What needs to be done:
Retype the records from the line containing "Bar (141, 234, 153, 242)" through the line containing "Circle shape (144, 144, 156, 156)", with both lines included, and don't change anything.

[Region annotation records]
=-=-=

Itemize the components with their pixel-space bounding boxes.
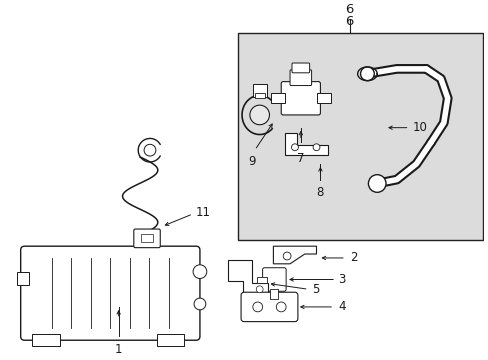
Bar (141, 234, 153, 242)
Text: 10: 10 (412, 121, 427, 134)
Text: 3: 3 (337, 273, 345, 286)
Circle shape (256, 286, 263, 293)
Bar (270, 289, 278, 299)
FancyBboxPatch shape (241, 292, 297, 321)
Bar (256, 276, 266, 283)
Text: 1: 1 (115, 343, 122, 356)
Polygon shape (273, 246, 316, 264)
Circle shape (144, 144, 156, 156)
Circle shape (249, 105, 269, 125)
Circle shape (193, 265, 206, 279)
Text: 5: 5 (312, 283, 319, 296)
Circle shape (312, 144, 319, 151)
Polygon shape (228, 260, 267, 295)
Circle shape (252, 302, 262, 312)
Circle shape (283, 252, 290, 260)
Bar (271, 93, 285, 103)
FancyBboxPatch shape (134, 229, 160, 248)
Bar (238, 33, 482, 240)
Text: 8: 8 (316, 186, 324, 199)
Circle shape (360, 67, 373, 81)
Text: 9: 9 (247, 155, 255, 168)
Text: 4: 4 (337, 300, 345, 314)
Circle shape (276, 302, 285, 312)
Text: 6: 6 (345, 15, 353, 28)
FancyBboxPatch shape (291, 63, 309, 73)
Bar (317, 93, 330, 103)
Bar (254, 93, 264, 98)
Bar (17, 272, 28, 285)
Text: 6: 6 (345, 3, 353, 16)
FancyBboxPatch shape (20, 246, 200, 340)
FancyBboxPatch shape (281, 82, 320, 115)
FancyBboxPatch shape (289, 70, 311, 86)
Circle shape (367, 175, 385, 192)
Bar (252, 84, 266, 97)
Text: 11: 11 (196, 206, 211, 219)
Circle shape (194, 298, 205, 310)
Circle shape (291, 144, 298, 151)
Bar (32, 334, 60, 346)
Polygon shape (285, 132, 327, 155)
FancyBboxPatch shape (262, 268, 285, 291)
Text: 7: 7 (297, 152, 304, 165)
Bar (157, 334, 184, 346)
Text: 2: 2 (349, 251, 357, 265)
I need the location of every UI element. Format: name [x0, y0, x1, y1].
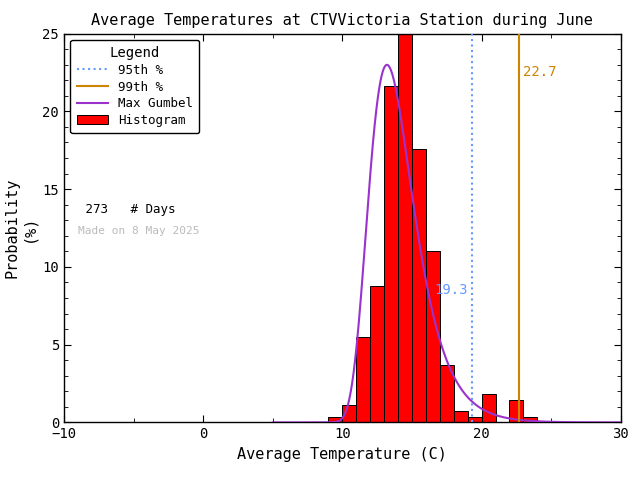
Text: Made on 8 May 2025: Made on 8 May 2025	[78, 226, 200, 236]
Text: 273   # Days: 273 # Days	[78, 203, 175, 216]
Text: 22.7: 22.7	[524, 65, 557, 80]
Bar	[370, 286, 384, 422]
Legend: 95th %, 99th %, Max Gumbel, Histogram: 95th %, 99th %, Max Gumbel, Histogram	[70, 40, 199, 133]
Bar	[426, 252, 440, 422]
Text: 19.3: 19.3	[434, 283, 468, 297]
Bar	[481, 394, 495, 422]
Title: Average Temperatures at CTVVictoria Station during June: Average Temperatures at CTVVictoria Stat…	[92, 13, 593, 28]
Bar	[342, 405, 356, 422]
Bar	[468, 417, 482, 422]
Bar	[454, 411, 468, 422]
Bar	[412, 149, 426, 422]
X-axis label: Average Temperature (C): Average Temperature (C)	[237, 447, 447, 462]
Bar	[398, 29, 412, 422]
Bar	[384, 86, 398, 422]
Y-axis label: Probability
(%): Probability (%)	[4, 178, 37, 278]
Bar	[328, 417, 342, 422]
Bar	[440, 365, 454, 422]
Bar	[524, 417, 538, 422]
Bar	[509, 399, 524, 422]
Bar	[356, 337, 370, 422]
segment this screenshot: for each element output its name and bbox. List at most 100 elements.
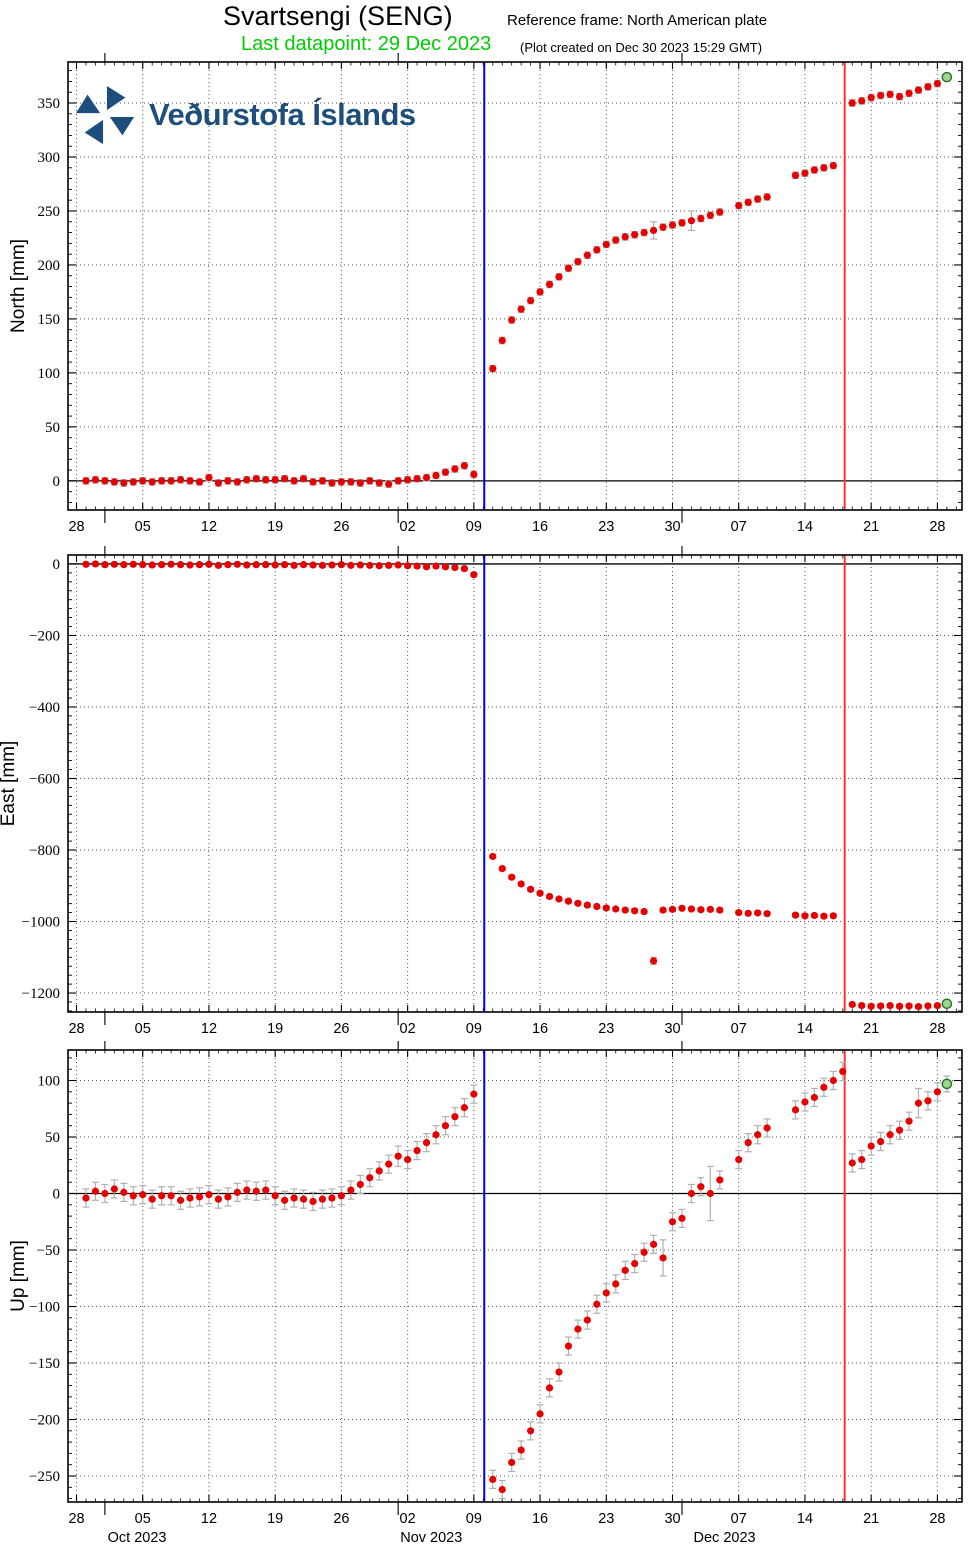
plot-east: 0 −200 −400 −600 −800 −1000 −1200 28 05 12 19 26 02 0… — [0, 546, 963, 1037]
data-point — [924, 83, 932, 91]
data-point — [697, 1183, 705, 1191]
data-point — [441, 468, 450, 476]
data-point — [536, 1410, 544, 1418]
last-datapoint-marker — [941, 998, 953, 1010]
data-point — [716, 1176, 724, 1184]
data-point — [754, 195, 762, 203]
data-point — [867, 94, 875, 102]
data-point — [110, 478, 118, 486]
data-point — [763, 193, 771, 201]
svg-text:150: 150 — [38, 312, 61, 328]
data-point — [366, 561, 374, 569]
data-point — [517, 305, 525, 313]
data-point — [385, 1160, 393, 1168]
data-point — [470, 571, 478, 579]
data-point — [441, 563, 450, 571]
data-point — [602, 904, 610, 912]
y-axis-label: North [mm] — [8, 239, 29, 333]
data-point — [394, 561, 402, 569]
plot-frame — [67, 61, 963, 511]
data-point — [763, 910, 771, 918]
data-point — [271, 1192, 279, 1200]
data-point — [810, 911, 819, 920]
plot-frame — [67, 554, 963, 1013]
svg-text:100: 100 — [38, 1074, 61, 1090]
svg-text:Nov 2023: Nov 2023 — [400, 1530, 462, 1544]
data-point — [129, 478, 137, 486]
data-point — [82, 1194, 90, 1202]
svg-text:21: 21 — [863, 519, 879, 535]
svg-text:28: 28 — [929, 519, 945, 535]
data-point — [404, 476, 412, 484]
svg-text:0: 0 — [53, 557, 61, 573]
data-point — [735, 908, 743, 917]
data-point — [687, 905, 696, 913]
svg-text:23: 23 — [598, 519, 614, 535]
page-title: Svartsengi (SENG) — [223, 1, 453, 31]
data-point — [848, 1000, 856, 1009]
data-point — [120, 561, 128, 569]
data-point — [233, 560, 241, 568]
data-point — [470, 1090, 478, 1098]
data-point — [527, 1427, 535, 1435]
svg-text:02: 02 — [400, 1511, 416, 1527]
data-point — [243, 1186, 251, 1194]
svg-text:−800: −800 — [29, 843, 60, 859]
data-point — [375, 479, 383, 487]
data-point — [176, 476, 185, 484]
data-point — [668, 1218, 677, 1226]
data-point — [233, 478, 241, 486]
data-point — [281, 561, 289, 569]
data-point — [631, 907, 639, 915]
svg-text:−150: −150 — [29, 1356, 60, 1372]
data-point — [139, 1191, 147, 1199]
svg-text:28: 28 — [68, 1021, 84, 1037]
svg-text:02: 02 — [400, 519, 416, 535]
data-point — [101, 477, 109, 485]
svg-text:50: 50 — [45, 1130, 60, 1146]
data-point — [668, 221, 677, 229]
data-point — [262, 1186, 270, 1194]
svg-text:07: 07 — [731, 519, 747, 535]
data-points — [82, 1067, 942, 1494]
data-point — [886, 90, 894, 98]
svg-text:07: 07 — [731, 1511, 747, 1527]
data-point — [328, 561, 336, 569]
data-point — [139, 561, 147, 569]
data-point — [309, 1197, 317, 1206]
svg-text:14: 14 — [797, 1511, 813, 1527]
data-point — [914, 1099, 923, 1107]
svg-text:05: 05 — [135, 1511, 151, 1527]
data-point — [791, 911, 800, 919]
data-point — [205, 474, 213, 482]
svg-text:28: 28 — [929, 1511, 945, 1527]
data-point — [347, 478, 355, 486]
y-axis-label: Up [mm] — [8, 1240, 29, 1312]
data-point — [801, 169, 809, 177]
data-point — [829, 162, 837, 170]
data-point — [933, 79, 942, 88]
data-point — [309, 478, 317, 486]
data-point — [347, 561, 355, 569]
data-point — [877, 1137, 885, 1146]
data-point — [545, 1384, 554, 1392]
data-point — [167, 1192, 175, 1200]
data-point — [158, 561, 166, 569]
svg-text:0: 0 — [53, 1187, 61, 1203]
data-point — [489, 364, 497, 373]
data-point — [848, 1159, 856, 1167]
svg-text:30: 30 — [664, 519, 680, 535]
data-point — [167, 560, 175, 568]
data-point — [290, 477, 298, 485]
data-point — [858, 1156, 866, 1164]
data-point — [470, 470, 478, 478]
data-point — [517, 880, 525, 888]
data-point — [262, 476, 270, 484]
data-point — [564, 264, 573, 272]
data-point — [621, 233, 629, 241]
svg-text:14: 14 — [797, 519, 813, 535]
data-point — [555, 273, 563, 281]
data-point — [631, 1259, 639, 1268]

=-=-=

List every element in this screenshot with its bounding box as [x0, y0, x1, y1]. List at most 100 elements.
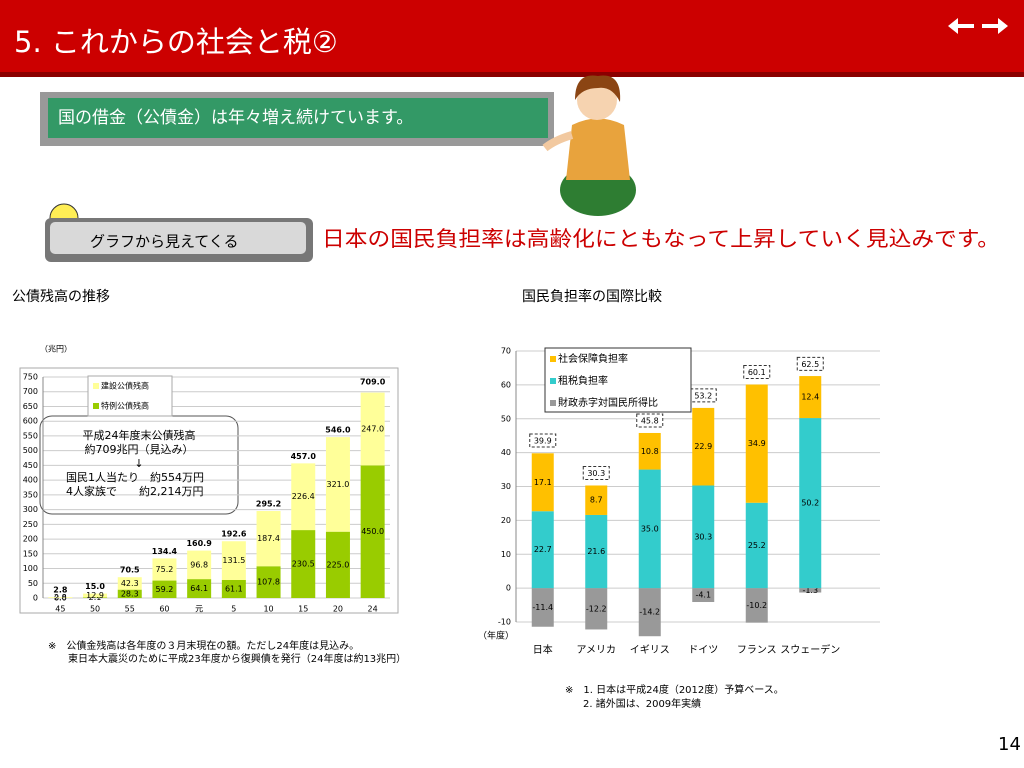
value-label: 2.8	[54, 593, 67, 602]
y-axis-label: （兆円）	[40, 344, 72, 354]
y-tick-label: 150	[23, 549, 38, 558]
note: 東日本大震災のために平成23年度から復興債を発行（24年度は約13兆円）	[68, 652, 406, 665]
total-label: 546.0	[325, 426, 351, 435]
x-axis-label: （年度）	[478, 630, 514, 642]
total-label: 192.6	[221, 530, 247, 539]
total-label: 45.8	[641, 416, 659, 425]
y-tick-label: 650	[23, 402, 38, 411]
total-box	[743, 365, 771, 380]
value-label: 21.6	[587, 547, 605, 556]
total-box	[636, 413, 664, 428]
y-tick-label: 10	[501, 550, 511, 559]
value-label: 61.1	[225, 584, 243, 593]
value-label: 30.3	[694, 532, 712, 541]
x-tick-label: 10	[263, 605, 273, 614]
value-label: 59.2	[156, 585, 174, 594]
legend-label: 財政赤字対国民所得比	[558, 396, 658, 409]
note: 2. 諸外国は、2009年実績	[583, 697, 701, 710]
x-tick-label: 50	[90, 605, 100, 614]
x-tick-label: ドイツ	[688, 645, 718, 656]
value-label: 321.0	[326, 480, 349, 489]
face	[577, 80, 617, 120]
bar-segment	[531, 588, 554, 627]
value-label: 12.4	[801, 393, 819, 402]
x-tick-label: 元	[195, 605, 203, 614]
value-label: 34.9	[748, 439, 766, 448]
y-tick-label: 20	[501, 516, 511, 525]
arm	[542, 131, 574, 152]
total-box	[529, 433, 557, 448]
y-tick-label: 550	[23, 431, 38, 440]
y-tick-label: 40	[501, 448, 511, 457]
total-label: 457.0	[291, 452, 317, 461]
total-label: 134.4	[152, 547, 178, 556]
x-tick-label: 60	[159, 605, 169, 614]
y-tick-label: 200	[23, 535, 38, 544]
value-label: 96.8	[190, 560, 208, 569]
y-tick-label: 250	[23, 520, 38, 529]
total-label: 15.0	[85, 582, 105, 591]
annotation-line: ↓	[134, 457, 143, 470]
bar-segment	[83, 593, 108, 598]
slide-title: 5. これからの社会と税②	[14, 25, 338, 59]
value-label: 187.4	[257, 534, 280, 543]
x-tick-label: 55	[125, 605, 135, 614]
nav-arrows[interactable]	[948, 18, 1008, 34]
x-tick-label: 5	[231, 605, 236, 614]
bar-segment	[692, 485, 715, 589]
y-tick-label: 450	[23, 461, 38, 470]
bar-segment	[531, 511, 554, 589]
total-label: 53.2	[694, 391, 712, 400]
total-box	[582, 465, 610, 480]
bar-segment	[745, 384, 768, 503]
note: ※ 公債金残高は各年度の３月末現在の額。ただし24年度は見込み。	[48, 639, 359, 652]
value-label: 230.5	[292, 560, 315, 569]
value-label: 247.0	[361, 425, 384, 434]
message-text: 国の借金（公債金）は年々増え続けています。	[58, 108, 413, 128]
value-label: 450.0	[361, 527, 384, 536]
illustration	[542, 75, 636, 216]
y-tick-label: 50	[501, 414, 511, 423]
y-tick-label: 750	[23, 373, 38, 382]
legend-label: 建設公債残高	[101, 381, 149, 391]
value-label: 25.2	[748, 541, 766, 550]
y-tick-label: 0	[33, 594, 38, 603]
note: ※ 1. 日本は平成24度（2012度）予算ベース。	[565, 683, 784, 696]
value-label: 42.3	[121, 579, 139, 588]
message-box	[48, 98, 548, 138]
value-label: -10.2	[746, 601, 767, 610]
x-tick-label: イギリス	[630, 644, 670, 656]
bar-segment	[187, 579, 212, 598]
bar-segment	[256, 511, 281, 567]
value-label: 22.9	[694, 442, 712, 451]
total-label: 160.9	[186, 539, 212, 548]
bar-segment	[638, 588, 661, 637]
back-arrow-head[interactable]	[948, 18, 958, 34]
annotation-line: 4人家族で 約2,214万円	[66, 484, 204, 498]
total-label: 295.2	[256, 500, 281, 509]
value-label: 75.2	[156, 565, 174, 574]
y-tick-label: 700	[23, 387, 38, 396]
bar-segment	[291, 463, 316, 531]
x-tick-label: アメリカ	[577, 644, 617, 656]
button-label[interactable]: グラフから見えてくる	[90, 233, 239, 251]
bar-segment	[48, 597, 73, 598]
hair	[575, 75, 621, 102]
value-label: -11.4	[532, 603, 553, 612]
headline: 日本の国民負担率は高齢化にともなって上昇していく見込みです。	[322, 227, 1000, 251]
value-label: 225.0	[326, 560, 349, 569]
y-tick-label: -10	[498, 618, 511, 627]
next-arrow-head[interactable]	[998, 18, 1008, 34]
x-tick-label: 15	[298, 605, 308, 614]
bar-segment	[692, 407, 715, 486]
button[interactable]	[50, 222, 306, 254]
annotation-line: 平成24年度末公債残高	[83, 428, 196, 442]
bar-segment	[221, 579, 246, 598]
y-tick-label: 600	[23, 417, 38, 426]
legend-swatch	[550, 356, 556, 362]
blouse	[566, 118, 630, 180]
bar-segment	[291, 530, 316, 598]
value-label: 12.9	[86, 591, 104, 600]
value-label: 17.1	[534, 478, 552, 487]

=-=-=

Solution to this problem:
Bar (141, 234, 153, 242)
Text: 10: 10 (412, 121, 427, 134)
Text: 3: 3 (337, 273, 345, 286)
Circle shape (256, 286, 263, 293)
Bar (270, 289, 278, 299)
FancyBboxPatch shape (241, 292, 297, 321)
Bar (256, 276, 266, 283)
Text: 1: 1 (115, 343, 122, 356)
Polygon shape (273, 246, 316, 264)
Circle shape (144, 144, 156, 156)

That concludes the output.